= What the task asks =
Would you return all of this data exactly, leaving nothing out?

------------------------------------

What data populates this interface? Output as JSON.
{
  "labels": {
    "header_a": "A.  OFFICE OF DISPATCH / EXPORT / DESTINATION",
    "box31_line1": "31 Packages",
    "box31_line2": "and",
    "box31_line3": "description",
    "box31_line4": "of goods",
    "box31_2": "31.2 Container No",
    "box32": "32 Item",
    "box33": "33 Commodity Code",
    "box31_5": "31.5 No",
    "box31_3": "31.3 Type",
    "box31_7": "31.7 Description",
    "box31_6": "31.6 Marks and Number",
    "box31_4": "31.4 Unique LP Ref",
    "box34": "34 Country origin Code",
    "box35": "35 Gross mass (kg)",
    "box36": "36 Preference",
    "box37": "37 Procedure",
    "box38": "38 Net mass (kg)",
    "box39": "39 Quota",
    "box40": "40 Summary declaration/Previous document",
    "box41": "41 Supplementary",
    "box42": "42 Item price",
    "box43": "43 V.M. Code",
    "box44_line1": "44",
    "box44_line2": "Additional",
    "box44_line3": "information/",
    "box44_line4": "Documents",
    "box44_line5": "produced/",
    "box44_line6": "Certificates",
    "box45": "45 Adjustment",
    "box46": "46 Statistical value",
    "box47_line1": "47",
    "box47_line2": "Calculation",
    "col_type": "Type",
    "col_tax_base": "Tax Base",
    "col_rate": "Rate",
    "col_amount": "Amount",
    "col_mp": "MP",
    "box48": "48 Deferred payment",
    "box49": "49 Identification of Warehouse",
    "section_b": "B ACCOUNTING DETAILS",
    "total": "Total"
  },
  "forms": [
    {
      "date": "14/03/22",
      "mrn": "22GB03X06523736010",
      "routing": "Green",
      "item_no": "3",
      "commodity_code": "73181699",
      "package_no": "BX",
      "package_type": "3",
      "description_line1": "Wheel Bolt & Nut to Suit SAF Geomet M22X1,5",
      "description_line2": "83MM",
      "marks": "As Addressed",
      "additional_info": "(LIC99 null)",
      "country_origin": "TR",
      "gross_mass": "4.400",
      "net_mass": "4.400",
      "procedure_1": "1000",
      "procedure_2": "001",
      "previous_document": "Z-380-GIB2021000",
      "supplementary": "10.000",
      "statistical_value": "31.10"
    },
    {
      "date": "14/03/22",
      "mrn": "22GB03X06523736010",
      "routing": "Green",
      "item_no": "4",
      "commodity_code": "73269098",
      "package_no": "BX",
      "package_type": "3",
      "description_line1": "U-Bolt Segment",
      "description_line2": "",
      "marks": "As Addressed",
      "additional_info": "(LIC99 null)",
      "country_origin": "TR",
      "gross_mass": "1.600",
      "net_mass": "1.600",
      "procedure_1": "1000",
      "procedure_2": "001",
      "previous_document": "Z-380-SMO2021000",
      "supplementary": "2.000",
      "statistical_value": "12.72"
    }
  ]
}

------------------------------------

= Result =
What data populates this interface? Output as JSON.
{
  "labels": {
    "header_a": "A.  OFFICE OF DISPATCH / EXPORT / DESTINATION",
    "box31_line1": "31 Packages",
    "box31_line2": "and",
    "box31_line3": "description",
    "box31_line4": "of goods",
    "box31_2": "31.2 Container No",
    "box32": "32 Item",
    "box33": "33 Commodity Code",
    "box31_5": "31.5 No",
    "box31_3": "31.3 Type",
    "box31_7": "31.7 Description",
    "box31_6": "31.6 Marks and Number",
    "box31_4": "31.4 Unique LP Ref",
    "box34": "34 Country origin Code",
    "box35": "35 Gross mass (kg)",
    "box36": "36 Preference",
    "box37": "37 Procedure",
    "box38": "38 Net mass (kg)",
    "box39": "39 Quota",
    "box40": "40 Summary declaration/Previous document",
    "box41": "41 Supplementary",
    "box42": "42 Item price",
    "box43": "43 V.M. Code",
    "box44_line1": "44",
    "box44_line2": "Additional",
    "box44_line3": "information/",
    "box44_line4": "Documents",
    "box44_line5": "produced/",
    "box44_line6": "Certificates",
    "box45": "45 Adjustment",
    "box46": "46 Statistical value",
    "box47_line1": "47",
    "box47_line2": "Calculation",
    "col_type": "Type",
    "col_tax_base": "Tax Base",
    "col_rate": "Rate",
    "col_amount": "Amount",
    "col_mp": "MP",
    "box48": "48 Deferred payment",
    "box49": "49 Identification of Warehouse",
    "section_b": "B ACCOUNTING DETAILS",
    "total": "Total"
  },
  "forms": [
    {
      "date": "14/03/22",
      "mrn": "22GB03X06523736010",
      "routing": "Green",
      "item_no": "3",
      "commodity_code": "73181699",
      "package_no": "BX",
      "package_type": "3",
      "description_line1": "Wheel Bolt & Nut to Suit SAF Geomet M22X1,5",
      "description_line2": "83MM",
      "marks": "As Addressed",
      "additional_info": "(LIC99 null)",
      "country_origin": "TR",
      "gross_mass": "4.400",
      "net_mass": "4.400",
      "procedure_1": "1000",
      "procedure_2": "001",
      "previous_document": "Z-380-GIB2021000",
      "supplementary": "10.000",
      "statistical_value": "31.10"
    },
    {
      "date": "14/03/22",
      "mrn": "22GB03X06523736010",
      "routing": "Green",
      "item_no": "4",
      "commodity_code": "73269098",
      "package_no": "BX",
      "package_type": "3",
      "description_line1": "U-Bolt Segment",
      "description_line2": "",
      "marks": "As Addressed",
      "additional_info": "(LIC99 null)",
      "country_origin": "TR",
      "gross_mass": "1.600",
      "net_mass": "1.600",
      "procedure_1": "1000",
      "procedure_2": "001",
      "previous_document": "Z-380-SMO2021000",
      "supplementary": "2.000",
      "statistical_value": "12.72"
    }
  ]
}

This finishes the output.